### DATASET RECORDS
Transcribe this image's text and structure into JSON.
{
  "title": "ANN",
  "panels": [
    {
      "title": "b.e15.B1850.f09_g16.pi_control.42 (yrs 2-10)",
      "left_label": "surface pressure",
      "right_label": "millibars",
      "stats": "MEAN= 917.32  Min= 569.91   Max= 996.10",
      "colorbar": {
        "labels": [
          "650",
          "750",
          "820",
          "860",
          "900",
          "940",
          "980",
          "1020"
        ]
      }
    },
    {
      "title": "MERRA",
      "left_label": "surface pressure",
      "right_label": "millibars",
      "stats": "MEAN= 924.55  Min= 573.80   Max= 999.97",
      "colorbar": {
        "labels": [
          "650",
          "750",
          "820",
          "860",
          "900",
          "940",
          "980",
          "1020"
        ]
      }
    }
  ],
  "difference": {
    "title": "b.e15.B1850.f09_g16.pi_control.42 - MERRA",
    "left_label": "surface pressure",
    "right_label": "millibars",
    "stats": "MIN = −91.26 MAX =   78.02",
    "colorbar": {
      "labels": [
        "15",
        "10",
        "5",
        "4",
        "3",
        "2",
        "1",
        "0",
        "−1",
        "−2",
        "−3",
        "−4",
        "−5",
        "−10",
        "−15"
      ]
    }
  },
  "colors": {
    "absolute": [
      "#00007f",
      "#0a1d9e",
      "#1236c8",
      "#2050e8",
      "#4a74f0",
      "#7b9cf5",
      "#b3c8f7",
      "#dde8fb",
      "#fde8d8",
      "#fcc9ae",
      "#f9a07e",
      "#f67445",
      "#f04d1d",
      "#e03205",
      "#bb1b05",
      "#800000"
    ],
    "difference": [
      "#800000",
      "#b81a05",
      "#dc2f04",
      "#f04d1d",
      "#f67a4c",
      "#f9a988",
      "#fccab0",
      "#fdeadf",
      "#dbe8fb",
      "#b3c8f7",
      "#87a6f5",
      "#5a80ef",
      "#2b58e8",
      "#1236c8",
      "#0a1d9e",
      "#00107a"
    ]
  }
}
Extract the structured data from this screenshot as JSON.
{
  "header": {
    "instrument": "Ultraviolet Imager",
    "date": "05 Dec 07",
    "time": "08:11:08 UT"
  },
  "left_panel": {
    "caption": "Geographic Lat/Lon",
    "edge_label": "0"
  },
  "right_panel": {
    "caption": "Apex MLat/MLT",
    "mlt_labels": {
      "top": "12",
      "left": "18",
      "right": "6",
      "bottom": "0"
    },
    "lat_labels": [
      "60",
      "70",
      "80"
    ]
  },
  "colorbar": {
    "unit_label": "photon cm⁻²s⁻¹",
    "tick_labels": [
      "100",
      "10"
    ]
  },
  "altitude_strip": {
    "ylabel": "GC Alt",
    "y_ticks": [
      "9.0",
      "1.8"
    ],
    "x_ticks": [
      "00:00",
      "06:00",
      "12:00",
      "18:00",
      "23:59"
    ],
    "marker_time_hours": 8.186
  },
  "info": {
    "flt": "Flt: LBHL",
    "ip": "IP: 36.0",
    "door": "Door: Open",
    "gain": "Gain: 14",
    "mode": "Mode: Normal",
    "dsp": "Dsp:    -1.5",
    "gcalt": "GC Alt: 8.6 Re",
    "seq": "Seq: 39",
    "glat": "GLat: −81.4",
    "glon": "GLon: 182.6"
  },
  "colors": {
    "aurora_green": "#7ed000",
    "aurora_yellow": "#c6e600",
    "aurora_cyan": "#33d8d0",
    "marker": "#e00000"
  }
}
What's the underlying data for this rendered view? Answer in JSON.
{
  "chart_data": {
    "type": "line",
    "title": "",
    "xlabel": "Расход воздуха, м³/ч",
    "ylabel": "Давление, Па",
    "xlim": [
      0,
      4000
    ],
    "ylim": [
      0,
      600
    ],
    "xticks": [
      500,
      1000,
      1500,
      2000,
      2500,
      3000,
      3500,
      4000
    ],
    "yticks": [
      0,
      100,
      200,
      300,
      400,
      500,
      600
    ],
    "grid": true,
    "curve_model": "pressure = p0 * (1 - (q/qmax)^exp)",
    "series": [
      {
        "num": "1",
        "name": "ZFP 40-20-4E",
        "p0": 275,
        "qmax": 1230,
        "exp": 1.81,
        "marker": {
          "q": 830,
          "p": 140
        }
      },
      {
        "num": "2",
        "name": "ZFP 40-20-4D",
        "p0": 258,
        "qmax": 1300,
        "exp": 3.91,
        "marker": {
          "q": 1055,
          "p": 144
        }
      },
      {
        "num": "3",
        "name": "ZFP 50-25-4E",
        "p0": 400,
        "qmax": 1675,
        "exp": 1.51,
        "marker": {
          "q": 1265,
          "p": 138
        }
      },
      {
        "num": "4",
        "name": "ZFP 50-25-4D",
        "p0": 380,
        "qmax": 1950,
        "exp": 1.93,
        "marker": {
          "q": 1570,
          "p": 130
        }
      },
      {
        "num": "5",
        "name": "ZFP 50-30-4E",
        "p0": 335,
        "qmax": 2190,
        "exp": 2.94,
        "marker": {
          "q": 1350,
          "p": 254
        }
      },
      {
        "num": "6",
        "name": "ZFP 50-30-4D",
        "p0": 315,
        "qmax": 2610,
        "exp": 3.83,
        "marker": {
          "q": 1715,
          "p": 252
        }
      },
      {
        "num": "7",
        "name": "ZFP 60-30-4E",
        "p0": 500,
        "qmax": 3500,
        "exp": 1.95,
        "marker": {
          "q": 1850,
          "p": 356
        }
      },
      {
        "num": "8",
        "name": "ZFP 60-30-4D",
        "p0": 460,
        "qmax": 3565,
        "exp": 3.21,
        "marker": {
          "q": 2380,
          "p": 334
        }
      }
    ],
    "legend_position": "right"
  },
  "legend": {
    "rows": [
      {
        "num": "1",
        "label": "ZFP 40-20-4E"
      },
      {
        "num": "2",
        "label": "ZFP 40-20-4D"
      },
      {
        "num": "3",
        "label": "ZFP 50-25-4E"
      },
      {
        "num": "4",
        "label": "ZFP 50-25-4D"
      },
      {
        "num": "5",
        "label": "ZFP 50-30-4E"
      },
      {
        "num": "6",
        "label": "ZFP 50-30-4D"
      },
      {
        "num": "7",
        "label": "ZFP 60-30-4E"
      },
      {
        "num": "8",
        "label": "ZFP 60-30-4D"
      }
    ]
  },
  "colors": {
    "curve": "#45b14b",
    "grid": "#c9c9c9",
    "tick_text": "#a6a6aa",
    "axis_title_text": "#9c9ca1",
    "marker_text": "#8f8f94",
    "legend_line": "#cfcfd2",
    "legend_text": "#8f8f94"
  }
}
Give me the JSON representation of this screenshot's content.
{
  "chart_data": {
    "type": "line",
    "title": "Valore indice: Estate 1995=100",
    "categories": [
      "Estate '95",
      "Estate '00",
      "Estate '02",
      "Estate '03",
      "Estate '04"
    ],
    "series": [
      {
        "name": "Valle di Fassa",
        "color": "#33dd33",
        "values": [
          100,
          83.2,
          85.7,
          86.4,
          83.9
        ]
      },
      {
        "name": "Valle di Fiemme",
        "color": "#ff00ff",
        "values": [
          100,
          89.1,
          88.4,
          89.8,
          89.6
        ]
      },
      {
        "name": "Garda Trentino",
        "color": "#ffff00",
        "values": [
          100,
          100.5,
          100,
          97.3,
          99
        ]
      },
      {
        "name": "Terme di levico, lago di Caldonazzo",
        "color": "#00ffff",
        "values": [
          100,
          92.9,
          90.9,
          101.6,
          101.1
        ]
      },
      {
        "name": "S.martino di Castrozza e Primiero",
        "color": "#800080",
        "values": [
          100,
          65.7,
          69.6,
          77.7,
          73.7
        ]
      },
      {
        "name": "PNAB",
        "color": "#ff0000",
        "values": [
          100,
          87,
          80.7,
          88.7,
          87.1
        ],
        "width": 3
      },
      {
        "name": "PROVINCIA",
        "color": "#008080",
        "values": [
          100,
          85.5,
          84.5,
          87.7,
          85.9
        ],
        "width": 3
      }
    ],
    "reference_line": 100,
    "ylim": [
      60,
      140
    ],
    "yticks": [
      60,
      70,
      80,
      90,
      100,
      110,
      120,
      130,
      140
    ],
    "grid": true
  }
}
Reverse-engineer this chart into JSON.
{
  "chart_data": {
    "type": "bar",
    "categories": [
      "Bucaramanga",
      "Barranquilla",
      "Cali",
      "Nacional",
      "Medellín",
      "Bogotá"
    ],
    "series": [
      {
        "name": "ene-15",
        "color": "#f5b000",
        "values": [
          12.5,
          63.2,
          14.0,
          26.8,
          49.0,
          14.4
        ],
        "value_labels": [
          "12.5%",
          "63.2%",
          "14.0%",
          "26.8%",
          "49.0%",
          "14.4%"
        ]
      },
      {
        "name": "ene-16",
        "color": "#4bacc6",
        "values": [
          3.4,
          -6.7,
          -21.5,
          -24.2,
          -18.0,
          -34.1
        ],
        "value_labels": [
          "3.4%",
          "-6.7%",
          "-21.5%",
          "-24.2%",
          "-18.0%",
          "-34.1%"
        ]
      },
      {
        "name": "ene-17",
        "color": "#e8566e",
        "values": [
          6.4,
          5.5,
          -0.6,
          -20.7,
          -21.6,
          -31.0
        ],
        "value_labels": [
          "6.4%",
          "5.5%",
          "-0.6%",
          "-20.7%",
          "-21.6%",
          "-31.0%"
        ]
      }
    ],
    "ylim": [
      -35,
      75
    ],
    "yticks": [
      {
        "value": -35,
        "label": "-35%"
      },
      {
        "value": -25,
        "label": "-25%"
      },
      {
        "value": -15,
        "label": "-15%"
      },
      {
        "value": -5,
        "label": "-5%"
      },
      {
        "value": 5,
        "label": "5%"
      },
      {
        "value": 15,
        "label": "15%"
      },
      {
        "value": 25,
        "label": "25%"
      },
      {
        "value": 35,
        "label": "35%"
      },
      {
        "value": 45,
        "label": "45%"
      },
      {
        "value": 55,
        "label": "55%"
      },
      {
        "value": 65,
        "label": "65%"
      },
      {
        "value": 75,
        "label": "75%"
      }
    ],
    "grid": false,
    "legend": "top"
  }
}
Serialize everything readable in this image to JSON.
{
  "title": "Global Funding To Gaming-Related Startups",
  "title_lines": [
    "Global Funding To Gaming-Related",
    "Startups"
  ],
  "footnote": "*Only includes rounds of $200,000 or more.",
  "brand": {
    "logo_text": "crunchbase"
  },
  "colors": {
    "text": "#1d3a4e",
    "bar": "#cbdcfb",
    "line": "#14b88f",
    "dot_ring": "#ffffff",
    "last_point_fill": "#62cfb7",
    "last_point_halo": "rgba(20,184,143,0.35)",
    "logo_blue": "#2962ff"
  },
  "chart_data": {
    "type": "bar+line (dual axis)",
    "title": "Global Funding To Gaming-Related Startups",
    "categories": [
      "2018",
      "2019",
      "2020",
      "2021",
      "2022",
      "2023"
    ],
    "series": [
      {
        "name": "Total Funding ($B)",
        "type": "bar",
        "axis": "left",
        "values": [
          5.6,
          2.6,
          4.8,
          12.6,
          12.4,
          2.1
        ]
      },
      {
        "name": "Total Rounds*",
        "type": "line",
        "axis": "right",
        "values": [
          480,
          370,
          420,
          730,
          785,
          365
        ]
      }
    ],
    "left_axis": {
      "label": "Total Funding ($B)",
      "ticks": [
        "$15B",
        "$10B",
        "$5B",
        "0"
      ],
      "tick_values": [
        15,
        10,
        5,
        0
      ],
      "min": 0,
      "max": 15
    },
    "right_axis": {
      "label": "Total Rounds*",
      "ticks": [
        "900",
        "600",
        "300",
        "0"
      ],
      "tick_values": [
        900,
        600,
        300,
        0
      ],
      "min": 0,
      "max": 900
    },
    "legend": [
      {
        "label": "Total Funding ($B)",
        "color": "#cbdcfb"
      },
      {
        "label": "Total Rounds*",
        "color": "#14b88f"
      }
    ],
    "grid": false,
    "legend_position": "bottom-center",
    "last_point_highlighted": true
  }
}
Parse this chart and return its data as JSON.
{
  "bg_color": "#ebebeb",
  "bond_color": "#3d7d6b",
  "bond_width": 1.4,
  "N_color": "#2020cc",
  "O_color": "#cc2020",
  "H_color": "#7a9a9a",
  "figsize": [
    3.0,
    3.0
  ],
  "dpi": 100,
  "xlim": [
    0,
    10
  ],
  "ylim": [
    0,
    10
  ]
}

### JOB
Copy each line of the records that contains the word "Related".

### IN RESPONSE
  "title": "Global Funding To Gaming-Related Startups",
    "Global Funding To Gaming-Related",
    "title": "Global Funding To Gaming-Related Startups",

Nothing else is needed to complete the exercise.